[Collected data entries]
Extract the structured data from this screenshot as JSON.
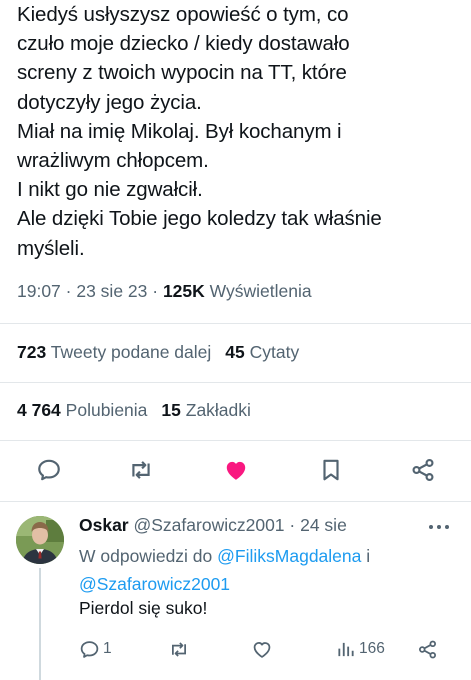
{
  "tweet": {
    "lines": [
      "Kiedyś usłyszysz opowieść o tym, co",
      "czuło moje dziecko / kiedy dostawało",
      "screny z twoich wypocin na TT, które",
      "dotyczyły jego życia.",
      "Miał na imię Mikolaj. Był kochanym i",
      "wrażliwym chłopcem.",
      "I nikt go nie zgwałcił.",
      "Ale dzięki Tobie jego koledzy tak właśnie",
      "myśleli."
    ],
    "time": "19:07",
    "sep": " · ",
    "date": "23 sie 23",
    "views_count": "125K",
    "views_label": "Wyświetlenia",
    "retweets_count": "723",
    "retweets_label": "Tweety podane dalej",
    "quotes_count": "45",
    "quotes_label": "Cytaty",
    "likes_count": "4 764",
    "likes_label": "Polubienia",
    "bookmarks_count": "15",
    "bookmarks_label": "Zakładki"
  },
  "actions": {
    "reply_icon": "reply-icon",
    "retweet_icon": "retweet-icon",
    "like_icon": "heart-filled-icon",
    "bookmark_icon": "bookmark-icon",
    "share_icon": "share-icon",
    "like_color": "#f91880",
    "icon_color": "#536471"
  },
  "reply": {
    "name": "Oskar",
    "handle": "@Szafarowicz2001",
    "sep": " · ",
    "date": "24 sie",
    "reply_prefix": "W odpowiedzi do",
    "mention1": "@FiliksMagdalena",
    "mention_join": "i",
    "mention2": "@Szafarowicz2001",
    "text": "Pierdol się suko!",
    "reply_count": "1",
    "views_count": "166"
  },
  "colors": {
    "text": "#0f1419",
    "muted": "#536471",
    "link": "#1d9bf0",
    "divider": "#e3e7ea"
  }
}
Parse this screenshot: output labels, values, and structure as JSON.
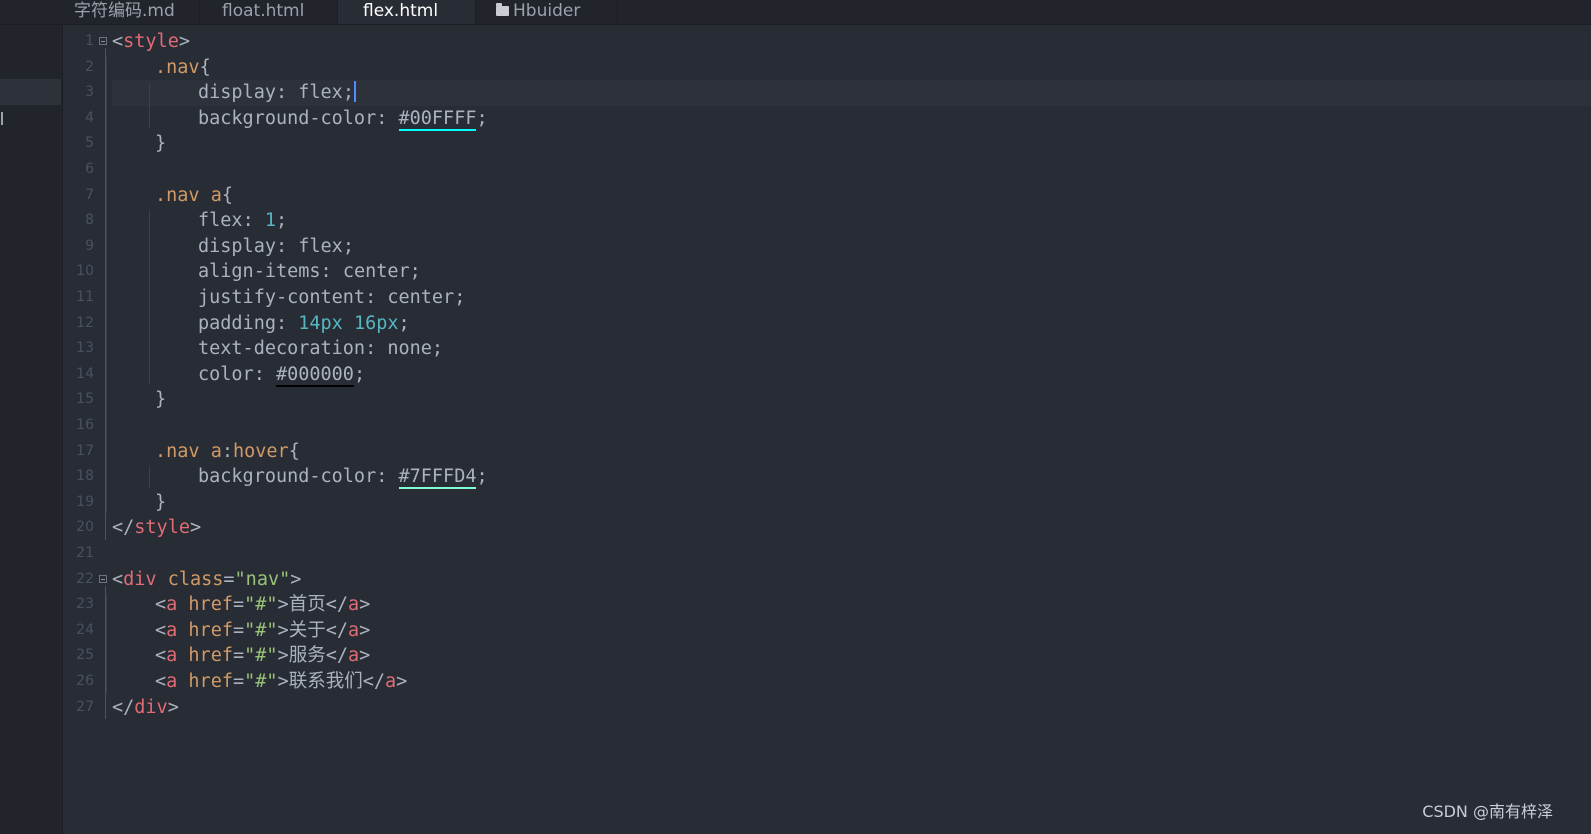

**Directions**
Locate the word "jego" in the records above, and return each line that has it.

**Response**
      "dotyczyły jego życia.",
      "Ale dzięki Tobie jego koledzy tak właśnie",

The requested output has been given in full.